# Tasks for this exercise
**A.** Determine whether each of the following statements agrees with the real estate discussion, answering yes or no and quoting the words of the text that decide it: (i) one writer states that Texas has no state tax; (ii) the writer who has dealt with purchases in California describes disclosure there as optional; (iii) one writer states that property taxes in Texas start at 3%.
**B.** Reproduce the portion of the real estate discussion from "I have never" to "is in effect." without alteration.

# Excerpt
I have never seen the "additions may not have been permitted" notation in househunting in either Washington or Texas.
I like the way California does it better, Ruth, but that's only possible due to the impact of Proposition 13. Other states don't have Proposition 13, and as much as I believe it does far more benefit than harm, I would advise any other states considering it that it appears to be a very worthwhile undertaking - the more so the longer it is in effect.
State laws are different everywhere. I've only dealt with purchases in California, but there is an affirmative requirement to disclose here, and the sooner you do it, the better your position in court, if it comes to that. Heck, I'll put the "may not be permitted" disclosure into MLS if I even think it might not have been permitted. If the buyer has been given all of the available evidence, and they have made their own decision, the seller and their agent are basically golden
So we were considering being investement property in Texas. They do not have prop 13, and property taxes start pretty high 3%, and go up significantly every year, something like 10% a year. I heard that in 15 years you wind up paying more property tax then your mortagge. However, they don't have any State tax. So for someone living and working in Texas, it winds up being better. What do you thing; higher property taxes/no state tax vs. what we have in California?
I think that in general Texas is a better investment than California. The Texas political structure understands what creates economic prosperity while the California political structure demonstrably does not. As a result, last I heard, Texas was the leading job creation market in the US, while the US (exclusive of Texas) was actually losing jobs.

# Dataset extract
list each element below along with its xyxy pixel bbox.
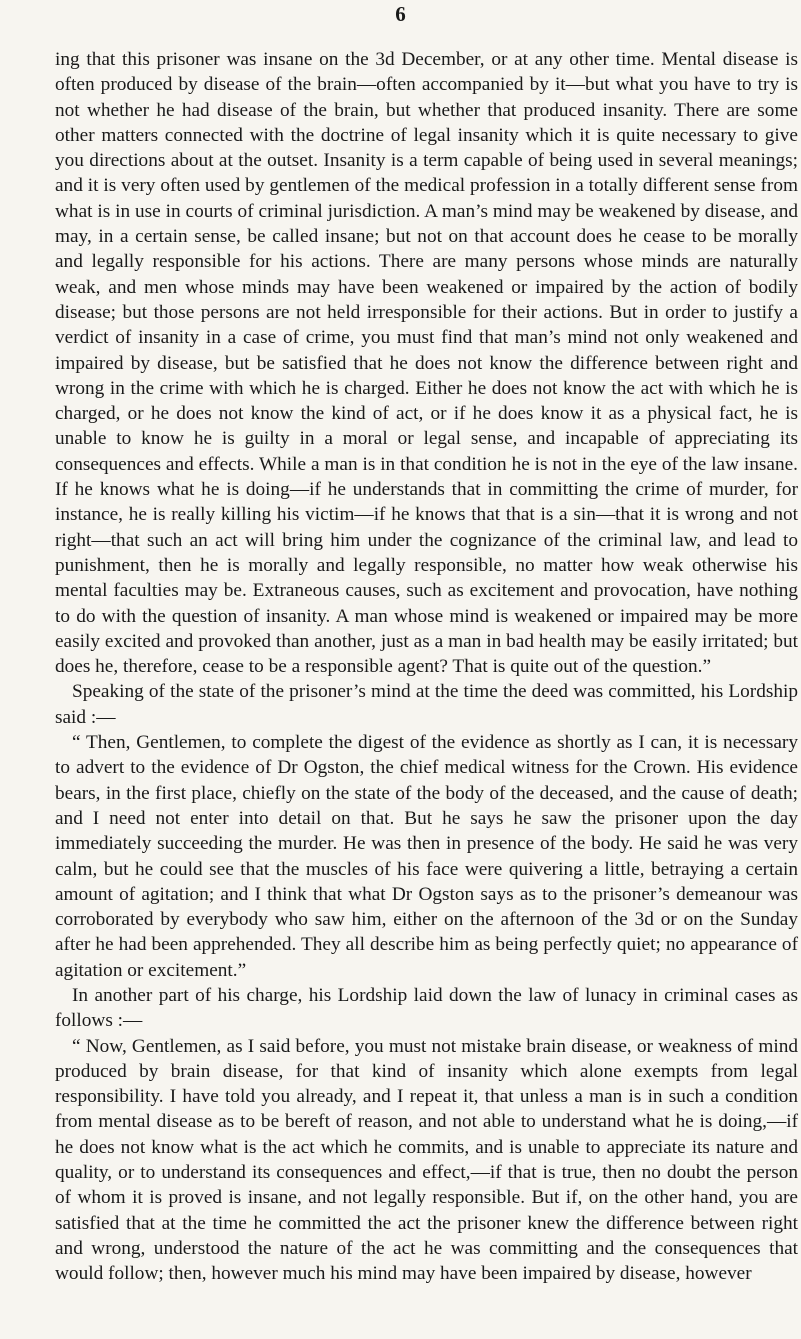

# Outputs in order
**A.**
(i) Yes: "However, they don't have any State tax."
(ii) No: "there is an affirmative requirement to disclose here"
(iii) Yes: "property taxes start pretty high 3%"

**B.**
I have never seen the "additions may not have been permitted" notation in househunting in either Washington or Texas.
I like the way California does it better, Ruth, but that's only possible due to the impact of Proposition 13. Other states don't have Proposition 13, and as much as I believe it does far more benefit than harm, I would advise any other states considering it that it appears to be a very worthwhile undertaking - the more so the longer it is in effect.